### Task goal
Keep the pictures out and restate every record exactly.
================================
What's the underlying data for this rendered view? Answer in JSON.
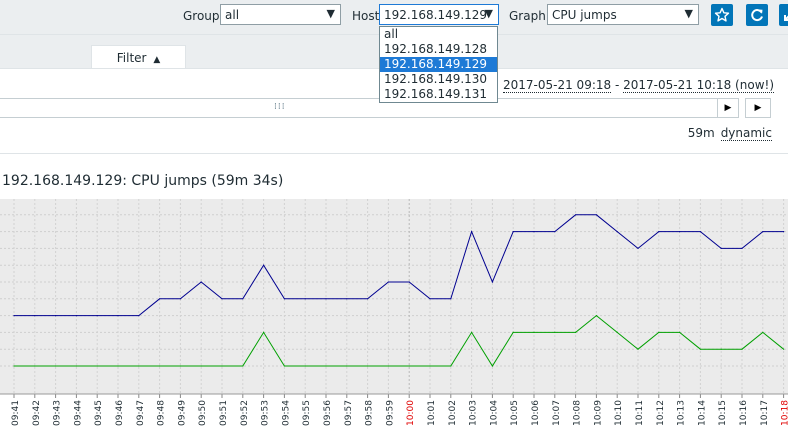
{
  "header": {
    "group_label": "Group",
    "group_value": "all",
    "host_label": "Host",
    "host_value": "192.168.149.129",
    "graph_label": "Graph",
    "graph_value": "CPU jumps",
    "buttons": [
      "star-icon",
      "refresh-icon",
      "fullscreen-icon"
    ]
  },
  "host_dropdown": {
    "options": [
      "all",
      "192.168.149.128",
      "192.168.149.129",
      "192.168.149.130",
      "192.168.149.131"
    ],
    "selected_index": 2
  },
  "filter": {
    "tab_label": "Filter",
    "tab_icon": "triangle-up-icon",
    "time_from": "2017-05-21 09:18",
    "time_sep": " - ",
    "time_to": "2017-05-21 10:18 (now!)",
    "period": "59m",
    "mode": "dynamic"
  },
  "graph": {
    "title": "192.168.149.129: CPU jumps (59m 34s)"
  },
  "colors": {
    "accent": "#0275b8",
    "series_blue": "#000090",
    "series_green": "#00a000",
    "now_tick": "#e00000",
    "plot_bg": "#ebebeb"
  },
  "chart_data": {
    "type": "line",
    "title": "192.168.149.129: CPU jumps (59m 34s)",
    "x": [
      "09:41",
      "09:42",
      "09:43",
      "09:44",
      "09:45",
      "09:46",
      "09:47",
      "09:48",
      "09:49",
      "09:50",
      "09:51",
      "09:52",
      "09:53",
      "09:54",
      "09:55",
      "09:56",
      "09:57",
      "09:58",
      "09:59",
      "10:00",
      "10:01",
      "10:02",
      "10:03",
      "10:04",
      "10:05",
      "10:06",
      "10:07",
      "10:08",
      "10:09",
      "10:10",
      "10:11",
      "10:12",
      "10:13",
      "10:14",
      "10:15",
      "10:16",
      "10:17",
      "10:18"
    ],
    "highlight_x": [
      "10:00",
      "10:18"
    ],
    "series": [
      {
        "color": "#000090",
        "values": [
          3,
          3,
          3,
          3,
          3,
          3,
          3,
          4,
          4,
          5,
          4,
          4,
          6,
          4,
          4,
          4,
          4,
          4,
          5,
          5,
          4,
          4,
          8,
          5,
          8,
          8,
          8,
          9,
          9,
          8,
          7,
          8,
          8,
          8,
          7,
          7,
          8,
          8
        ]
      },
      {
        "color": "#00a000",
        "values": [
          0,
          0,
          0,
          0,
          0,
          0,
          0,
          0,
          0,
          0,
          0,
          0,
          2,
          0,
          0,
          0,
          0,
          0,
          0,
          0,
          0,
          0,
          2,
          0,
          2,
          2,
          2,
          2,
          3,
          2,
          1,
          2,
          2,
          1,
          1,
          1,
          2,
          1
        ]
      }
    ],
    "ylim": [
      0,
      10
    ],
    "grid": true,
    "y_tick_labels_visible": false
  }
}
================================
### Complete answer
What's the underlying data for this rendered view? Answer in JSON.
{
  "header": {
    "group_label": "Group",
    "group_value": "all",
    "host_label": "Host",
    "host_value": "192.168.149.129",
    "graph_label": "Graph",
    "graph_value": "CPU jumps",
    "buttons": [
      "star-icon",
      "refresh-icon",
      "fullscreen-icon"
    ]
  },
  "host_dropdown": {
    "options": [
      "all",
      "192.168.149.128",
      "192.168.149.129",
      "192.168.149.130",
      "192.168.149.131"
    ],
    "selected_index": 2
  },
  "filter": {
    "tab_label": "Filter",
    "tab_icon": "triangle-up-icon",
    "time_from": "2017-05-21 09:18",
    "time_sep": " - ",
    "time_to": "2017-05-21 10:18 (now!)",
    "period": "59m",
    "mode": "dynamic"
  },
  "graph": {
    "title": "192.168.149.129: CPU jumps (59m 34s)"
  },
  "colors": {
    "accent": "#0275b8",
    "series_blue": "#000090",
    "series_green": "#00a000",
    "now_tick": "#e00000",
    "plot_bg": "#ebebeb"
  },
  "chart_data": {
    "type": "line",
    "title": "192.168.149.129: CPU jumps (59m 34s)",
    "x": [
      "09:41",
      "09:42",
      "09:43",
      "09:44",
      "09:45",
      "09:46",
      "09:47",
      "09:48",
      "09:49",
      "09:50",
      "09:51",
      "09:52",
      "09:53",
      "09:54",
      "09:55",
      "09:56",
      "09:57",
      "09:58",
      "09:59",
      "10:00",
      "10:01",
      "10:02",
      "10:03",
      "10:04",
      "10:05",
      "10:06",
      "10:07",
      "10:08",
      "10:09",
      "10:10",
      "10:11",
      "10:12",
      "10:13",
      "10:14",
      "10:15",
      "10:16",
      "10:17",
      "10:18"
    ],
    "highlight_x": [
      "10:00",
      "10:18"
    ],
    "series": [
      {
        "color": "#000090",
        "values": [
          3,
          3,
          3,
          3,
          3,
          3,
          3,
          4,
          4,
          5,
          4,
          4,
          6,
          4,
          4,
          4,
          4,
          4,
          5,
          5,
          4,
          4,
          8,
          5,
          8,
          8,
          8,
          9,
          9,
          8,
          7,
          8,
          8,
          8,
          7,
          7,
          8,
          8
        ]
      },
      {
        "color": "#00a000",
        "values": [
          0,
          0,
          0,
          0,
          0,
          0,
          0,
          0,
          0,
          0,
          0,
          0,
          2,
          0,
          0,
          0,
          0,
          0,
          0,
          0,
          0,
          0,
          2,
          0,
          2,
          2,
          2,
          2,
          3,
          2,
          1,
          2,
          2,
          1,
          1,
          1,
          2,
          1
        ]
      }
    ],
    "ylim": [
      0,
      10
    ],
    "grid": true,
    "y_tick_labels_visible": false
  }
}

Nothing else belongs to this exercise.